[Start]

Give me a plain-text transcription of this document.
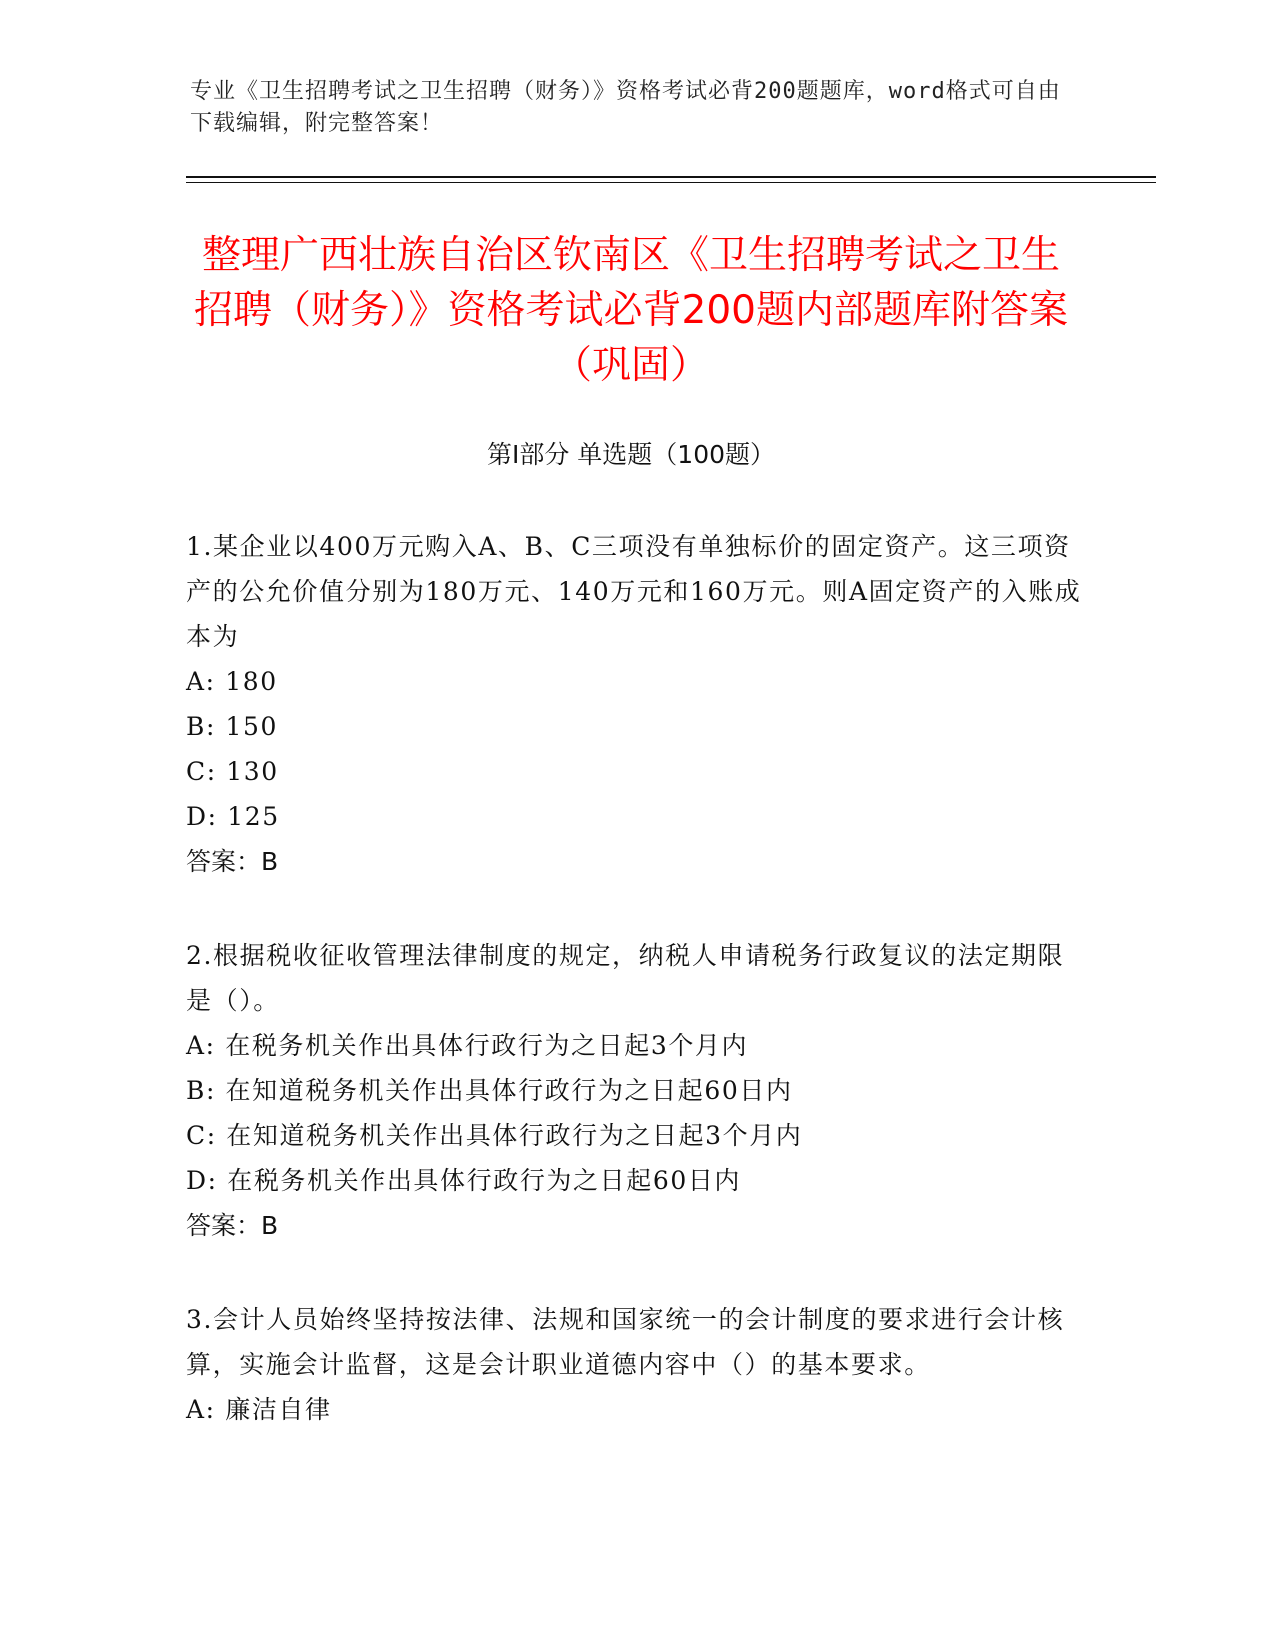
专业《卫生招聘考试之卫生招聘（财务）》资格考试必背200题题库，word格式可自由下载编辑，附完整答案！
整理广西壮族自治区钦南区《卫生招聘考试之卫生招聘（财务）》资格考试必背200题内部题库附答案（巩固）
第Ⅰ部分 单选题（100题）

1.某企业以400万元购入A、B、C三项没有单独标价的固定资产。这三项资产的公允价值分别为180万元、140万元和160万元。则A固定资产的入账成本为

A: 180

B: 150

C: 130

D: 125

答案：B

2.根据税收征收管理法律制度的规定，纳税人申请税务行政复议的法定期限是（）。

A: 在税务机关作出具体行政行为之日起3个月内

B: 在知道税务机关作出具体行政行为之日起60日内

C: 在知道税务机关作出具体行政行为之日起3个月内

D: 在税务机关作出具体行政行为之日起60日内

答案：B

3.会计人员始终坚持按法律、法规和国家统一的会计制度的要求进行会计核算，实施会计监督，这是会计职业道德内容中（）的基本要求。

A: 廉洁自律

[End]

Task objective
Give the entries again word for word, but skip the pictures.

Response to this exercise
Give me a plain-text transcription of this document.
专业《卫生招聘考试之卫生招聘（财务）》资格考试必背200题题库，word格式可自由下载编辑，附完整答案！
整理广西壮族自治区钦南区《卫生招聘考试之卫生招聘（财务）》资格考试必背200题内部题库附答案（巩固）
第Ⅰ部分 单选题（100题）

1.某企业以400万元购入A、B、C三项没有单独标价的固定资产。这三项资产的公允价值分别为180万元、140万元和160万元。则A固定资产的入账成本为

A: 180

B: 150

C: 130

D: 125

答案：B

2.根据税收征收管理法律制度的规定，纳税人申请税务行政复议的法定期限是（）。

A: 在税务机关作出具体行政行为之日起3个月内

B: 在知道税务机关作出具体行政行为之日起60日内

C: 在知道税务机关作出具体行政行为之日起3个月内

D: 在税务机关作出具体行政行为之日起60日内

答案：B

3.会计人员始终坚持按法律、法规和国家统一的会计制度的要求进行会计核算，实施会计监督，这是会计职业道德内容中（）的基本要求。

A: 廉洁自律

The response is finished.